WHAT TO WORK ON – Find the string "random" in the listing and report every line that has it.

DATA EXTRACT –

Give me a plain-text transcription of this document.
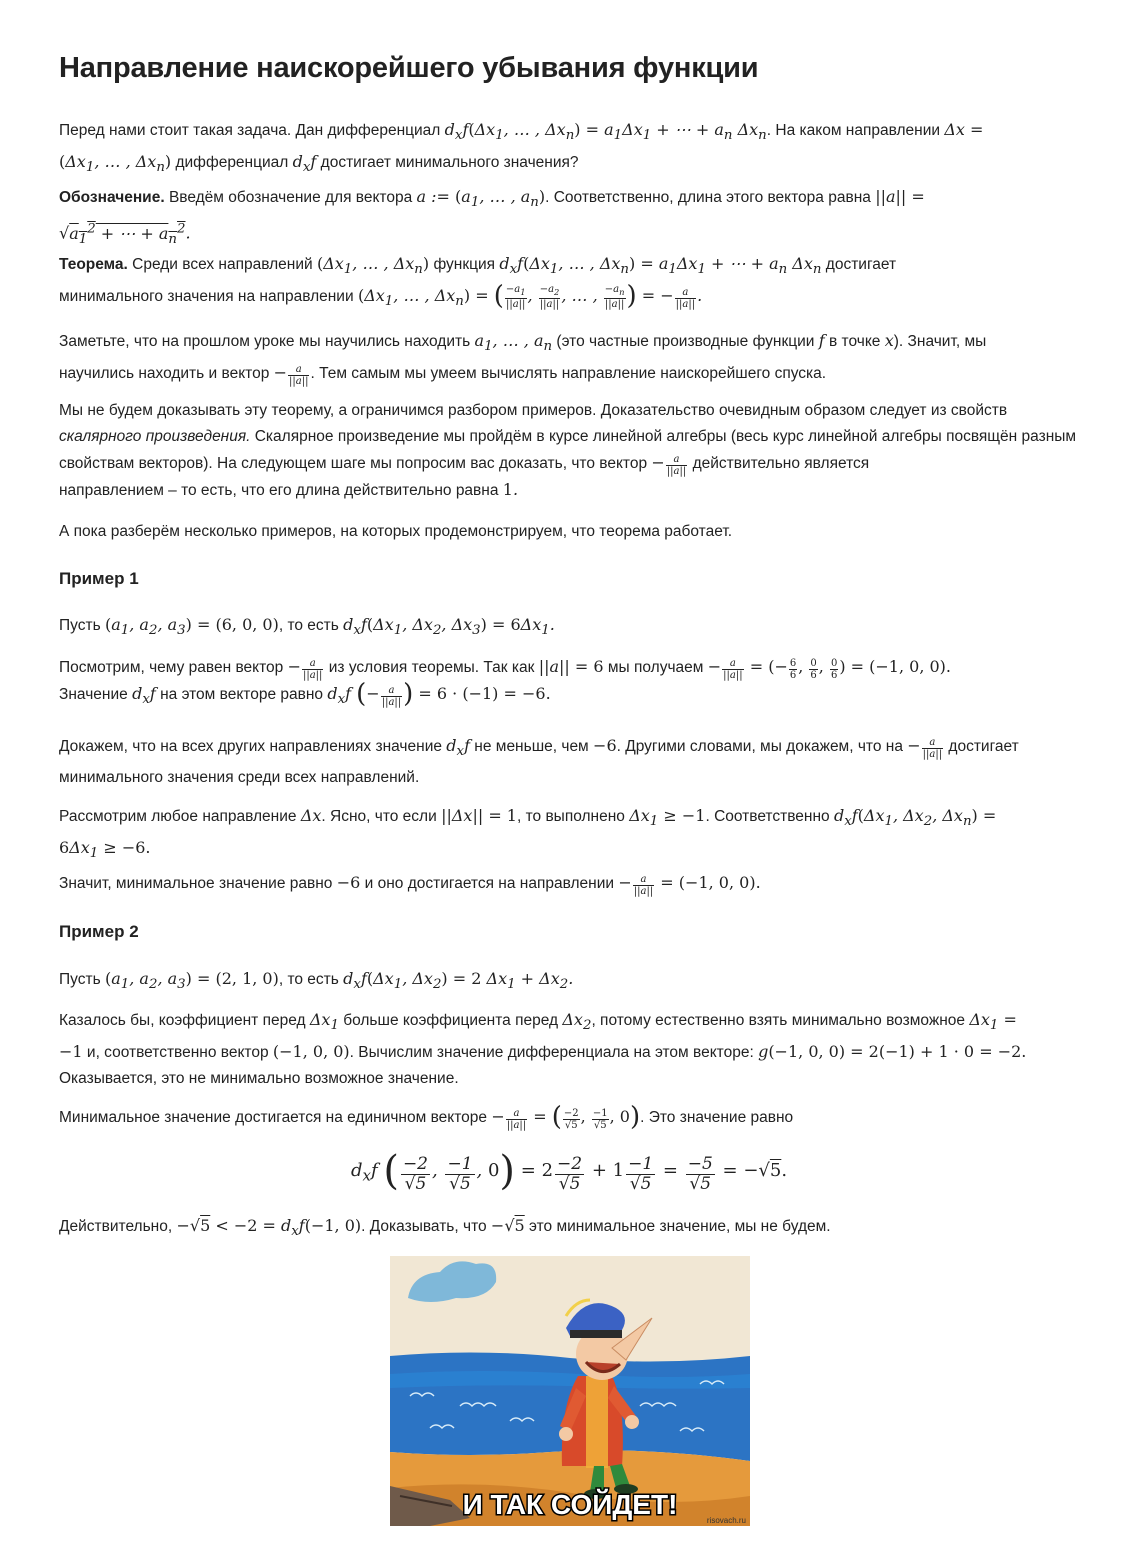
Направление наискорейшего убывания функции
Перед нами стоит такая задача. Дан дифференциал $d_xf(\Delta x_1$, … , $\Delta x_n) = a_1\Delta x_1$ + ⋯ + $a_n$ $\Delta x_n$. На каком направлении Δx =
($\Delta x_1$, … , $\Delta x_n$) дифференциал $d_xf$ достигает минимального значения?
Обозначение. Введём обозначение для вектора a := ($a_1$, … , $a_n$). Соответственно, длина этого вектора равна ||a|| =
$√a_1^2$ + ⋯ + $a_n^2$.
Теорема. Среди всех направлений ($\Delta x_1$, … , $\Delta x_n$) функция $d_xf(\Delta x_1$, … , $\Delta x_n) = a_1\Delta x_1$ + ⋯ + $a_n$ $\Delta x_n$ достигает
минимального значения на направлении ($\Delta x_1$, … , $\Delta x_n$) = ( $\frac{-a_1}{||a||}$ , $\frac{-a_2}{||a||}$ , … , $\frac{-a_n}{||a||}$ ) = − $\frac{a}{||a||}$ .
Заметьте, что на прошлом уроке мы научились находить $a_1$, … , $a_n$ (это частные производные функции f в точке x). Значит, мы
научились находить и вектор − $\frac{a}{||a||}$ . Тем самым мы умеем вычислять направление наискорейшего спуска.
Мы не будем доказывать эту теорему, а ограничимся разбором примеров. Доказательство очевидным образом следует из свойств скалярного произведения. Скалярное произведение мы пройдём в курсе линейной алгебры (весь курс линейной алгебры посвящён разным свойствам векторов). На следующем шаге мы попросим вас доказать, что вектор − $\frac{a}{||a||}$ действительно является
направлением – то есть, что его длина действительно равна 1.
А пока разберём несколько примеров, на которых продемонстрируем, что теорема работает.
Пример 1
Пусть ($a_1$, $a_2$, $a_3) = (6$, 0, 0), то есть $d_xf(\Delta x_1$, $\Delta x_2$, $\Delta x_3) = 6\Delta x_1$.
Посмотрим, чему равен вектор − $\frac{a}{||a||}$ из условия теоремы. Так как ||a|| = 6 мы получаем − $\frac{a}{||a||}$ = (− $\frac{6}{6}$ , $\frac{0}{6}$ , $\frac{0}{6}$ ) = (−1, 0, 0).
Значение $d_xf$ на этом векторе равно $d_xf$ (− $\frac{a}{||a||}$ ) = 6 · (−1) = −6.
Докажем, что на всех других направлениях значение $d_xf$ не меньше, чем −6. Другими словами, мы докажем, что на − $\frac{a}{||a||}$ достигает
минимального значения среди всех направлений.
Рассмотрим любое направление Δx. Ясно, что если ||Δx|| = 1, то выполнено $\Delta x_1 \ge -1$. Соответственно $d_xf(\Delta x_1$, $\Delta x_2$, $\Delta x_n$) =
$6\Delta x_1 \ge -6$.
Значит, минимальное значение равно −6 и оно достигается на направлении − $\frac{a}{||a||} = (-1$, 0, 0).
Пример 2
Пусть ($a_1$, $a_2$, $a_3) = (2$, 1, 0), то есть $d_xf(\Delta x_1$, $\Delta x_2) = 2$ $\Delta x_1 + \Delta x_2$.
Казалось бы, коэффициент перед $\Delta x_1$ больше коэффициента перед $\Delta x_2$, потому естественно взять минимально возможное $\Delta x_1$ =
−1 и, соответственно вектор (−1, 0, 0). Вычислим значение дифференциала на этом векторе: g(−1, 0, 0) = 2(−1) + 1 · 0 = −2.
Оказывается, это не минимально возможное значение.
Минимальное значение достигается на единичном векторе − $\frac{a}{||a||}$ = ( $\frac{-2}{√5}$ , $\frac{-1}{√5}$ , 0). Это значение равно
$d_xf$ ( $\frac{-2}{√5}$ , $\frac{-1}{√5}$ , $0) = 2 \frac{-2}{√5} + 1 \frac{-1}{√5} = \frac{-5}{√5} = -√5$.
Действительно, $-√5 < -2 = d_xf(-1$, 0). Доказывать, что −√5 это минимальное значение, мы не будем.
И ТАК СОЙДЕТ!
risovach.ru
--
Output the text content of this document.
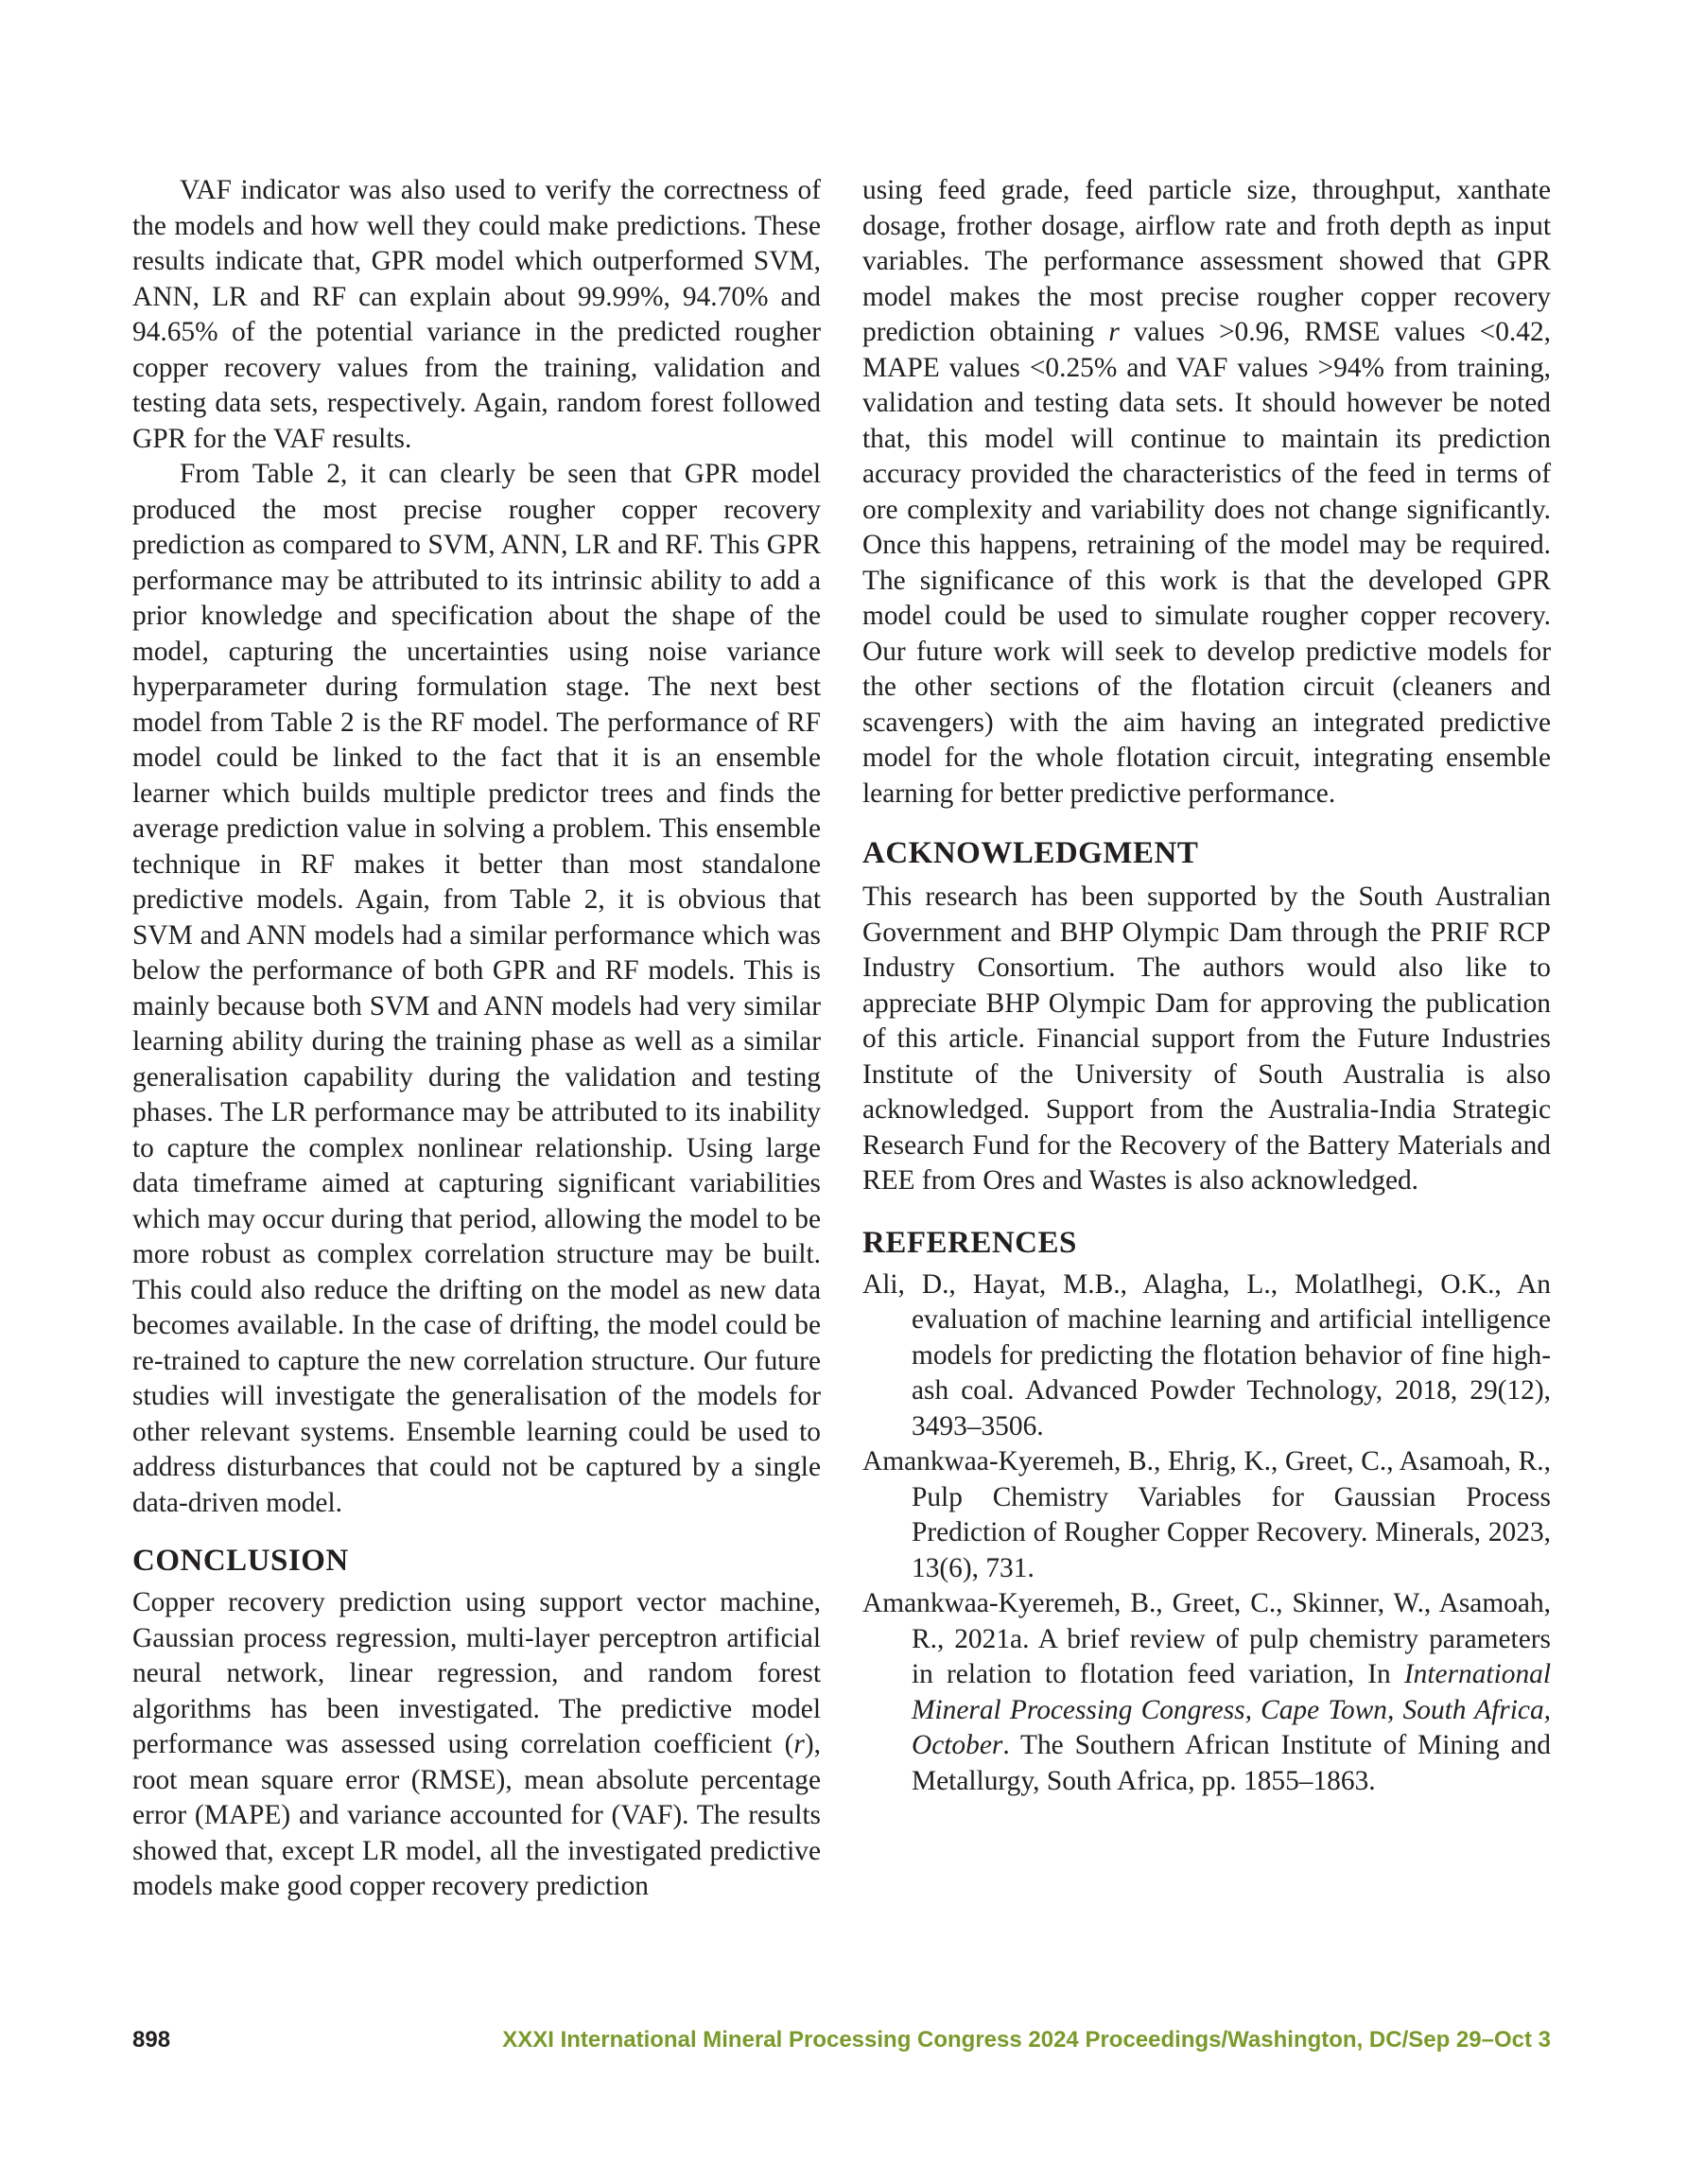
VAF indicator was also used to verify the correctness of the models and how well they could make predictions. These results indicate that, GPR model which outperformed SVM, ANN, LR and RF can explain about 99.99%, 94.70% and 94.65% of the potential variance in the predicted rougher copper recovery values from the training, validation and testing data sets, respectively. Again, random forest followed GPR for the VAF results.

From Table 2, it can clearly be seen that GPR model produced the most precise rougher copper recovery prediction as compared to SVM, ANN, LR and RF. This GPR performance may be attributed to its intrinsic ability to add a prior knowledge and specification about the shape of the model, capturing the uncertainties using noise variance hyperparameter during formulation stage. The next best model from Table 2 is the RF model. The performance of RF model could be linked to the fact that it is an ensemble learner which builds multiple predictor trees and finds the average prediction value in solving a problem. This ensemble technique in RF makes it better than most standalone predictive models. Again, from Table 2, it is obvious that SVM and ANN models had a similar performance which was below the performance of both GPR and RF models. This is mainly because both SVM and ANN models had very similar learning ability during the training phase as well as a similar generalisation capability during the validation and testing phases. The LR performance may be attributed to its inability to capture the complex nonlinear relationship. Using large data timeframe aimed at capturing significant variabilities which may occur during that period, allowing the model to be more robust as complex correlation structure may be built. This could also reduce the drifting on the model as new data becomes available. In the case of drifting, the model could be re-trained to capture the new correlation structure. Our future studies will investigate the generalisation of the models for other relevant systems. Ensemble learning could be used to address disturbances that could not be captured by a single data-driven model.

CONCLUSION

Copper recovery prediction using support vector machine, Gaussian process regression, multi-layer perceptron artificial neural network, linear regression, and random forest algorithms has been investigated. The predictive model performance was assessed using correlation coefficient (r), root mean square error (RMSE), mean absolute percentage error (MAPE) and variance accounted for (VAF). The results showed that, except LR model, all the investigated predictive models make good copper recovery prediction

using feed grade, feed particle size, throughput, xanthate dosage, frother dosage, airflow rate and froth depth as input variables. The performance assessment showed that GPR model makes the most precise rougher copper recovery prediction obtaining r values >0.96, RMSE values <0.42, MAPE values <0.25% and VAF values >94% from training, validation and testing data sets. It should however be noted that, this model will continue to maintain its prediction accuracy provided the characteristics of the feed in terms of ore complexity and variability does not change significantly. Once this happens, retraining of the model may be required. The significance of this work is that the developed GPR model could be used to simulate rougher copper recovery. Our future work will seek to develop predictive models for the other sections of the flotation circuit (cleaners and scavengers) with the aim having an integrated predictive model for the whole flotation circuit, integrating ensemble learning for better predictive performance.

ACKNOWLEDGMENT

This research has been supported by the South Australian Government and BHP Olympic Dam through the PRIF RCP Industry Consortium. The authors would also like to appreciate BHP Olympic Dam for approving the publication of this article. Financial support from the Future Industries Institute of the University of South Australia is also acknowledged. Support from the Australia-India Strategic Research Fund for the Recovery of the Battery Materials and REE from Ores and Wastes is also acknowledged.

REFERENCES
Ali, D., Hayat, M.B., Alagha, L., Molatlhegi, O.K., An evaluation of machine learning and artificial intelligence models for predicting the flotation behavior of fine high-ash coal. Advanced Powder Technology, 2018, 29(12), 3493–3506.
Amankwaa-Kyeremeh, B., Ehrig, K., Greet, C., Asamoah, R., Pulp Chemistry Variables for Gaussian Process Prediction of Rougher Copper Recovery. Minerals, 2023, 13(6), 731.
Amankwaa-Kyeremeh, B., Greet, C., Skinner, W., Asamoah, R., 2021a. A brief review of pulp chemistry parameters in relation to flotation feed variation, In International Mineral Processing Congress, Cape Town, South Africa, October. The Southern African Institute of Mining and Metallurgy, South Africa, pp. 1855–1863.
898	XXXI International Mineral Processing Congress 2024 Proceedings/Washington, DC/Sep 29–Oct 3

REPLY –
VAF indicator was also used to verify the correctness of the models and how well they could make predictions. These results indicate that, GPR model which outperformed SVM, ANN, LR and RF can explain about 99.99%, 94.70% and 94.65% of the potential variance in the predicted rougher copper recovery values from the training, validation and testing data sets, respectively. Again, random forest followed GPR for the VAF results.
Copper recovery prediction using support vector machine, Gaussian process regression, multi-layer perceptron artificial neural network, linear regression, and random forest algorithms has been investigated. The predictive model performance was assessed using correlation coefficient (r), root mean square error (RMSE), mean absolute percentage error (MAPE) and variance accounted for (VAF). The results showed that, except LR model, all the investigated predictive models make good copper recovery prediction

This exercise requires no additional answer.